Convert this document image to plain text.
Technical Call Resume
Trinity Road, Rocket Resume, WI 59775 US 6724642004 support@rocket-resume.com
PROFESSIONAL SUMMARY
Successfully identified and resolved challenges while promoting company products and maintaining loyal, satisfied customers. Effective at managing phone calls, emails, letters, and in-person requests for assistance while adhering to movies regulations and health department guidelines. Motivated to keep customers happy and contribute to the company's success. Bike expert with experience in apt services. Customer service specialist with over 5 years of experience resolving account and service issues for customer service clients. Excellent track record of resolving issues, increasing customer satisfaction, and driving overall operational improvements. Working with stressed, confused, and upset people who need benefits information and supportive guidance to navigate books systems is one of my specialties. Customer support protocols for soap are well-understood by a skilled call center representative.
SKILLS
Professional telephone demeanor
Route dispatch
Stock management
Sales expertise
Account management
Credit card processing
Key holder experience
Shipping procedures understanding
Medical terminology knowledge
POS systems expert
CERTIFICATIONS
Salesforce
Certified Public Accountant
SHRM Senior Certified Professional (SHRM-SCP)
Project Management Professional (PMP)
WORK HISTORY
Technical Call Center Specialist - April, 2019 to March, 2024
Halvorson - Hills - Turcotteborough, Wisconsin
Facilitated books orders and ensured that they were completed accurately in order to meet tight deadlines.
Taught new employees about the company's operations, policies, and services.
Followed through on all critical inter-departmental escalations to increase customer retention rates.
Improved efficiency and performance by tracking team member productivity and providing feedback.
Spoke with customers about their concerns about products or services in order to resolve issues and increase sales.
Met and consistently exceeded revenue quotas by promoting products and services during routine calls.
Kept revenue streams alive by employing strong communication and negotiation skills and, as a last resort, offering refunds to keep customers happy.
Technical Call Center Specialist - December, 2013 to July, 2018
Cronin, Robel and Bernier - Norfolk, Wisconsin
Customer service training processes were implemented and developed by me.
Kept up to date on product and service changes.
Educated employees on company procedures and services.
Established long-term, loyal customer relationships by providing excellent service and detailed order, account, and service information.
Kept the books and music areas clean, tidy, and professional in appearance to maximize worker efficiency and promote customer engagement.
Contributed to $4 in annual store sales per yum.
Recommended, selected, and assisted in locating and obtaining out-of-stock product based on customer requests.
+++
### [TASK DESCRIPTION]
Reproduce each line of the material above precisely.

### [FINAL RESULT]
Convert this document image to plain text.
Technical Call Resume
Trinity Road, Rocket Resume, WI 59775 US 6724642004 support@rocket-resume.com
PROFESSIONAL SUMMARY
Successfully identified and resolved challenges while promoting company products and maintaining loyal, satisfied customers. Effective at managing phone calls, emails, letters, and in-person requests for assistance while adhering to movies regulations and health department guidelines. Motivated to keep customers happy and contribute to the company's success. Bike expert with experience in apt services. Customer service specialist with over 5 years of experience resolving account and service issues for customer service clients. Excellent track record of resolving issues, increasing customer satisfaction, and driving overall operational improvements. Working with stressed, confused, and upset people who need benefits information and supportive guidance to navigate books systems is one of my specialties. Customer support protocols for soap are well-understood by a skilled call center representative.
SKILLS
Professional telephone demeanor
Route dispatch
Stock management
Sales expertise
Account management
Credit card processing
Key holder experience
Shipping procedures understanding
Medical terminology knowledge
POS systems expert
CERTIFICATIONS
Salesforce
Certified Public Accountant
SHRM Senior Certified Professional (SHRM-SCP)
Project Management Professional (PMP)
WORK HISTORY
Technical Call Center Specialist - April, 2019 to March, 2024
Halvorson - Hills - Turcotteborough, Wisconsin
Facilitated books orders and ensured that they were completed accurately in order to meet tight deadlines.
Taught new employees about the company's operations, policies, and services.
Followed through on all critical inter-departmental escalations to increase customer retention rates.
Improved efficiency and performance by tracking team member productivity and providing feedback.
Spoke with customers about their concerns about products or services in order to resolve issues and increase sales.
Met and consistently exceeded revenue quotas by promoting products and services during routine calls.
Kept revenue streams alive by employing strong communication and negotiation skills and, as a last resort, offering refunds to keep customers happy.
Technical Call Center Specialist - December, 2013 to July, 2018
Cronin, Robel and Bernier - Norfolk, Wisconsin
Customer service training processes were implemented and developed by me.
Kept up to date on product and service changes.
Educated employees on company procedures and services.
Established long-term, loyal customer relationships by providing excellent service and detailed order, account, and service information.
Kept the books and music areas clean, tidy, and professional in appearance to maximize worker efficiency and promote customer engagement.
Contributed to $4 in annual store sales per yum.
Recommended, selected, and assisted in locating and obtaining out-of-stock product based on customer requests.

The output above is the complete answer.